◆ **WHAT YOU NEED TO DO**:
Copy all of the material exactly. Pictures are not to appear in the copy.

◆ **INPUT ROWS**:
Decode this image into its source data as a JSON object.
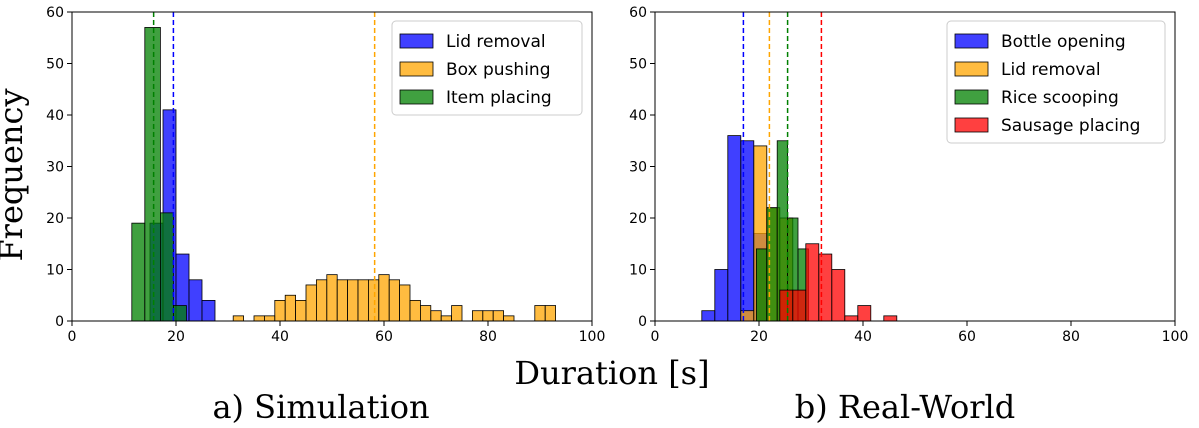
{
  "figure": {
    "ylabel": "Frequency",
    "xlabel": "Duration [s]"
  },
  "chart_data": [
    {
      "type": "histogram",
      "caption": "a) Simulation",
      "xlim": [
        0,
        100
      ],
      "ylim": [
        0,
        60
      ],
      "xticks": [
        0,
        20,
        40,
        60,
        80,
        100
      ],
      "yticks": [
        0,
        10,
        20,
        30,
        40,
        50,
        60
      ],
      "legend_position": "top-right",
      "series": [
        {
          "name": "Lid removal",
          "color": "#0000ff",
          "mean_line": 19.5,
          "bins": [
            [
              15.0,
              17.5,
              19
            ],
            [
              17.5,
              20.0,
              41
            ],
            [
              20.0,
              22.5,
              13
            ],
            [
              22.5,
              25.0,
              8
            ],
            [
              25.0,
              27.5,
              4
            ]
          ]
        },
        {
          "name": "Box pushing",
          "color": "#ffa500",
          "mean_line": 58.2,
          "bins": [
            [
              31.0,
              33.0,
              1
            ],
            [
              33.0,
              35.0,
              0
            ],
            [
              35.0,
              37.0,
              1
            ],
            [
              37.0,
              39.0,
              1
            ],
            [
              39.0,
              41.0,
              4
            ],
            [
              41.0,
              43.0,
              5
            ],
            [
              43.0,
              45.0,
              4
            ],
            [
              45.0,
              47.0,
              7
            ],
            [
              47.0,
              49.0,
              8
            ],
            [
              49.0,
              51.0,
              9
            ],
            [
              51.0,
              53.0,
              8
            ],
            [
              53.0,
              55.0,
              8
            ],
            [
              55.0,
              57.0,
              8
            ],
            [
              57.0,
              59.0,
              8
            ],
            [
              59.0,
              61.0,
              9
            ],
            [
              61.0,
              63.0,
              8
            ],
            [
              63.0,
              65.0,
              7
            ],
            [
              65.0,
              67.0,
              4
            ],
            [
              67.0,
              69.0,
              3
            ],
            [
              69.0,
              71.0,
              2
            ],
            [
              71.0,
              73.0,
              1
            ],
            [
              73.0,
              75.0,
              3
            ],
            [
              75.0,
              77.0,
              0
            ],
            [
              77.0,
              79.0,
              2
            ],
            [
              79.0,
              81.0,
              2
            ],
            [
              81.0,
              83.0,
              2
            ],
            [
              83.0,
              85.0,
              1
            ],
            [
              85.0,
              87.0,
              0
            ],
            [
              87.0,
              89.0,
              0
            ],
            [
              89.0,
              91.0,
              3
            ],
            [
              91.0,
              93.0,
              3
            ]
          ]
        },
        {
          "name": "Item placing",
          "color": "#008000",
          "mean_line": 15.7,
          "bins": [
            [
              11.5,
              14.0,
              19
            ],
            [
              14.0,
              17.0,
              57
            ],
            [
              17.0,
              19.5,
              21
            ],
            [
              19.5,
              22.0,
              3
            ]
          ]
        }
      ]
    },
    {
      "type": "histogram",
      "caption": "b) Real-World",
      "xlim": [
        0,
        100
      ],
      "ylim": [
        0,
        60
      ],
      "xticks": [
        0,
        20,
        40,
        60,
        80,
        100
      ],
      "yticks": [
        0,
        10,
        20,
        30,
        40,
        50,
        60
      ],
      "legend_position": "top-right",
      "series": [
        {
          "name": "Bottle opening",
          "color": "#0000ff",
          "mean_line": 17.0,
          "bins": [
            [
              9.0,
              11.5,
              2
            ],
            [
              11.5,
              14.0,
              10
            ],
            [
              14.0,
              16.5,
              36
            ],
            [
              16.5,
              19.0,
              35
            ],
            [
              19.0,
              21.5,
              17
            ]
          ]
        },
        {
          "name": "Lid removal",
          "color": "#ffa500",
          "mean_line": 22.0,
          "bins": [
            [
              16.5,
              19.0,
              2
            ],
            [
              19.0,
              21.5,
              34
            ],
            [
              21.5,
              24.0,
              22
            ],
            [
              24.0,
              26.5,
              20
            ]
          ]
        },
        {
          "name": "Rice scooping",
          "color": "#008000",
          "mean_line": 25.5,
          "bins": [
            [
              19.5,
              21.5,
              14
            ],
            [
              21.5,
              23.5,
              22
            ],
            [
              23.5,
              25.5,
              35
            ],
            [
              25.5,
              27.5,
              20
            ],
            [
              27.5,
              29.5,
              14
            ]
          ]
        },
        {
          "name": "Sausage placing",
          "color": "#ff0000",
          "mean_line": 32.0,
          "bins": [
            [
              24.0,
              26.5,
              6
            ],
            [
              26.5,
              29.0,
              6
            ],
            [
              29.0,
              31.5,
              15
            ],
            [
              31.5,
              34.0,
              13
            ],
            [
              34.0,
              36.5,
              10
            ],
            [
              36.5,
              39.0,
              1
            ],
            [
              39.0,
              41.5,
              3
            ],
            [
              41.5,
              44.0,
              0
            ],
            [
              44.0,
              46.5,
              1
            ]
          ]
        }
      ]
    }
  ]
}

◆ **FULL RESPONSE**:
Decode this image into its source data as a JSON object.
{
  "figure": {
    "ylabel": "Frequency",
    "xlabel": "Duration [s]"
  },
  "chart_data": [
    {
      "type": "histogram",
      "caption": "a) Simulation",
      "xlim": [
        0,
        100
      ],
      "ylim": [
        0,
        60
      ],
      "xticks": [
        0,
        20,
        40,
        60,
        80,
        100
      ],
      "yticks": [
        0,
        10,
        20,
        30,
        40,
        50,
        60
      ],
      "legend_position": "top-right",
      "series": [
        {
          "name": "Lid removal",
          "color": "#0000ff",
          "mean_line": 19.5,
          "bins": [
            [
              15.0,
              17.5,
              19
            ],
            [
              17.5,
              20.0,
              41
            ],
            [
              20.0,
              22.5,
              13
            ],
            [
              22.5,
              25.0,
              8
            ],
            [
              25.0,
              27.5,
              4
            ]
          ]
        },
        {
          "name": "Box pushing",
          "color": "#ffa500",
          "mean_line": 58.2,
          "bins": [
            [
              31.0,
              33.0,
              1
            ],
            [
              33.0,
              35.0,
              0
            ],
            [
              35.0,
              37.0,
              1
            ],
            [
              37.0,
              39.0,
              1
            ],
            [
              39.0,
              41.0,
              4
            ],
            [
              41.0,
              43.0,
              5
            ],
            [
              43.0,
              45.0,
              4
            ],
            [
              45.0,
              47.0,
              7
            ],
            [
              47.0,
              49.0,
              8
            ],
            [
              49.0,
              51.0,
              9
            ],
            [
              51.0,
              53.0,
              8
            ],
            [
              53.0,
              55.0,
              8
            ],
            [
              55.0,
              57.0,
              8
            ],
            [
              57.0,
              59.0,
              8
            ],
            [
              59.0,
              61.0,
              9
            ],
            [
              61.0,
              63.0,
              8
            ],
            [
              63.0,
              65.0,
              7
            ],
            [
              65.0,
              67.0,
              4
            ],
            [
              67.0,
              69.0,
              3
            ],
            [
              69.0,
              71.0,
              2
            ],
            [
              71.0,
              73.0,
              1
            ],
            [
              73.0,
              75.0,
              3
            ],
            [
              75.0,
              77.0,
              0
            ],
            [
              77.0,
              79.0,
              2
            ],
            [
              79.0,
              81.0,
              2
            ],
            [
              81.0,
              83.0,
              2
            ],
            [
              83.0,
              85.0,
              1
            ],
            [
              85.0,
              87.0,
              0
            ],
            [
              87.0,
              89.0,
              0
            ],
            [
              89.0,
              91.0,
              3
            ],
            [
              91.0,
              93.0,
              3
            ]
          ]
        },
        {
          "name": "Item placing",
          "color": "#008000",
          "mean_line": 15.7,
          "bins": [
            [
              11.5,
              14.0,
              19
            ],
            [
              14.0,
              17.0,
              57
            ],
            [
              17.0,
              19.5,
              21
            ],
            [
              19.5,
              22.0,
              3
            ]
          ]
        }
      ]
    },
    {
      "type": "histogram",
      "caption": "b) Real-World",
      "xlim": [
        0,
        100
      ],
      "ylim": [
        0,
        60
      ],
      "xticks": [
        0,
        20,
        40,
        60,
        80,
        100
      ],
      "yticks": [
        0,
        10,
        20,
        30,
        40,
        50,
        60
      ],
      "legend_position": "top-right",
      "series": [
        {
          "name": "Bottle opening",
          "color": "#0000ff",
          "mean_line": 17.0,
          "bins": [
            [
              9.0,
              11.5,
              2
            ],
            [
              11.5,
              14.0,
              10
            ],
            [
              14.0,
              16.5,
              36
            ],
            [
              16.5,
              19.0,
              35
            ],
            [
              19.0,
              21.5,
              17
            ]
          ]
        },
        {
          "name": "Lid removal",
          "color": "#ffa500",
          "mean_line": 22.0,
          "bins": [
            [
              16.5,
              19.0,
              2
            ],
            [
              19.0,
              21.5,
              34
            ],
            [
              21.5,
              24.0,
              22
            ],
            [
              24.0,
              26.5,
              20
            ]
          ]
        },
        {
          "name": "Rice scooping",
          "color": "#008000",
          "mean_line": 25.5,
          "bins": [
            [
              19.5,
              21.5,
              14
            ],
            [
              21.5,
              23.5,
              22
            ],
            [
              23.5,
              25.5,
              35
            ],
            [
              25.5,
              27.5,
              20
            ],
            [
              27.5,
              29.5,
              14
            ]
          ]
        },
        {
          "name": "Sausage placing",
          "color": "#ff0000",
          "mean_line": 32.0,
          "bins": [
            [
              24.0,
              26.5,
              6
            ],
            [
              26.5,
              29.0,
              6
            ],
            [
              29.0,
              31.5,
              15
            ],
            [
              31.5,
              34.0,
              13
            ],
            [
              34.0,
              36.5,
              10
            ],
            [
              36.5,
              39.0,
              1
            ],
            [
              39.0,
              41.5,
              3
            ],
            [
              41.5,
              44.0,
              0
            ],
            [
              44.0,
              46.5,
              1
            ]
          ]
        }
      ]
    }
  ]
}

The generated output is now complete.